Exercise instructions >> The records below must be transcribed exactly. Do not include the pictures.
** BEGIN **
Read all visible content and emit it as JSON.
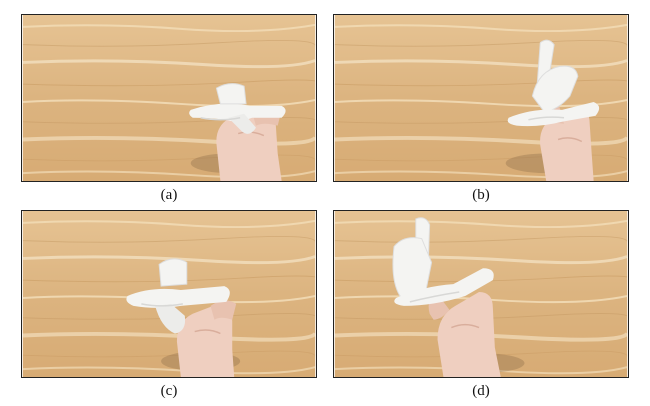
{
  "figure": {
    "panels": [
      {
        "id": "a",
        "caption": "(a)"
      },
      {
        "id": "b",
        "caption": "(b)"
      },
      {
        "id": "c",
        "caption": "(c)"
      },
      {
        "id": "d",
        "caption": "(d)"
      }
    ]
  },
  "colors": {
    "wood_light": "#e9c99b",
    "wood_mid": "#d9b27e",
    "wood_grain": "#f6e3c2",
    "object_white": "#f4f4f2",
    "object_shadow": "#d8d8d6",
    "skin": "#efcfc0",
    "skin_shadow": "#d9ae9c",
    "hand_shadow": "#8a6a48"
  },
  "icons": [
    "wood-table-background",
    "white-3d-printed-object",
    "hand"
  ]
}
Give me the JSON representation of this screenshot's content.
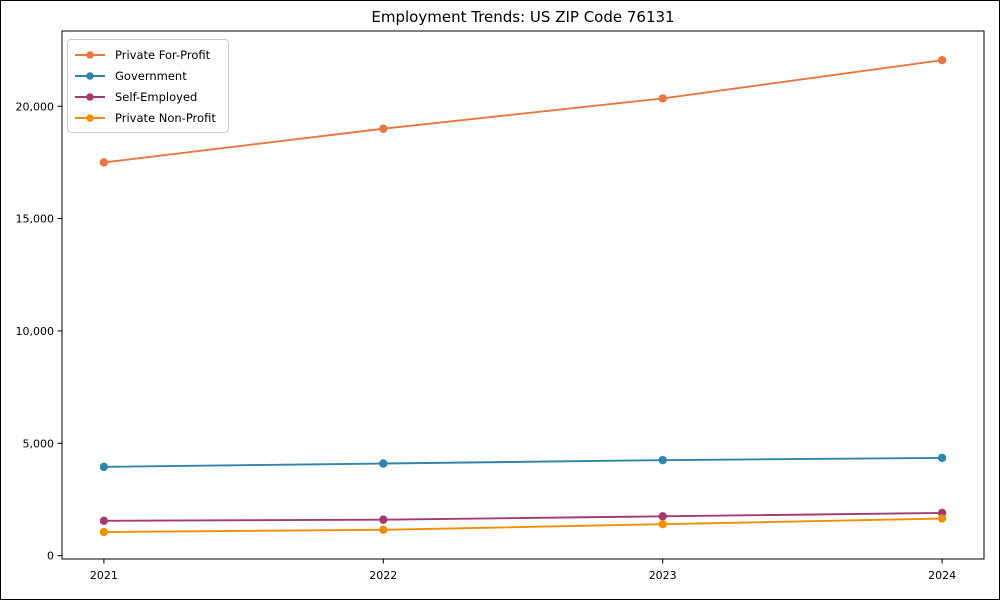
{
  "chart_data": {
    "type": "line",
    "title": "Employment Trends: US ZIP Code 76131",
    "xlabel": "",
    "ylabel": "",
    "x": [
      2021,
      2022,
      2023,
      2024
    ],
    "x_tick_labels": [
      "2021",
      "2022",
      "2023",
      "2024"
    ],
    "y_ticks": [
      0,
      5000,
      10000,
      15000,
      20000
    ],
    "y_tick_labels": [
      "0",
      "5,000",
      "10,000",
      "15,000",
      "20,000"
    ],
    "xlim": [
      2020.85,
      2024.15
    ],
    "ylim": [
      -150,
      23350
    ],
    "grid": false,
    "legend_position": "upper-left",
    "marker": "circle",
    "marker_size": 8.4,
    "line_width": 1.9,
    "axis_color": "#000000",
    "background_color": "#ffffff",
    "series": [
      {
        "name": "Private For-Profit",
        "color": "#E8773E",
        "values": [
          17500,
          19000,
          20350,
          22050
        ]
      },
      {
        "name": "Government",
        "color": "#2E86AB",
        "values": [
          3950,
          4100,
          4250,
          4350
        ]
      },
      {
        "name": "Self-Employed",
        "color": "#A23B72",
        "values": [
          1550,
          1600,
          1750,
          1900
        ]
      },
      {
        "name": "Private Non-Profit",
        "color": "#F18F01",
        "values": [
          1050,
          1150,
          1400,
          1650
        ]
      }
    ]
  }
}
** END **
Output of the exercise >>
Read all visible content and emit it as JSON.
{
  "figure": {
    "panels": [
      {
        "id": "a",
        "caption": "(a)"
      },
      {
        "id": "b",
        "caption": "(b)"
      },
      {
        "id": "c",
        "caption": "(c)"
      },
      {
        "id": "d",
        "caption": "(d)"
      }
    ]
  },
  "colors": {
    "wood_light": "#e9c99b",
    "wood_mid": "#d9b27e",
    "wood_grain": "#f6e3c2",
    "object_white": "#f4f4f2",
    "object_shadow": "#d8d8d6",
    "skin": "#efcfc0",
    "skin_shadow": "#d9ae9c",
    "hand_shadow": "#8a6a48"
  },
  "icons": [
    "wood-table-background",
    "white-3d-printed-object",
    "hand"
  ]
}
Give me the JSON representation of this screenshot's content.
{
  "chart_data": {
    "type": "line",
    "title": "Employment Trends: US ZIP Code 76131",
    "xlabel": "",
    "ylabel": "",
    "x": [
      2021,
      2022,
      2023,
      2024
    ],
    "x_tick_labels": [
      "2021",
      "2022",
      "2023",
      "2024"
    ],
    "y_ticks": [
      0,
      5000,
      10000,
      15000,
      20000
    ],
    "y_tick_labels": [
      "0",
      "5,000",
      "10,000",
      "15,000",
      "20,000"
    ],
    "xlim": [
      2020.85,
      2024.15
    ],
    "ylim": [
      -150,
      23350
    ],
    "grid": false,
    "legend_position": "upper-left",
    "marker": "circle",
    "marker_size": 8.4,
    "line_width": 1.9,
    "axis_color": "#000000",
    "background_color": "#ffffff",
    "series": [
      {
        "name": "Private For-Profit",
        "color": "#E8773E",
        "values": [
          17500,
          19000,
          20350,
          22050
        ]
      },
      {
        "name": "Government",
        "color": "#2E86AB",
        "values": [
          3950,
          4100,
          4250,
          4350
        ]
      },
      {
        "name": "Self-Employed",
        "color": "#A23B72",
        "values": [
          1550,
          1600,
          1750,
          1900
        ]
      },
      {
        "name": "Private Non-Profit",
        "color": "#F18F01",
        "values": [
          1050,
          1150,
          1400,
          1650
        ]
      }
    ]
  }
}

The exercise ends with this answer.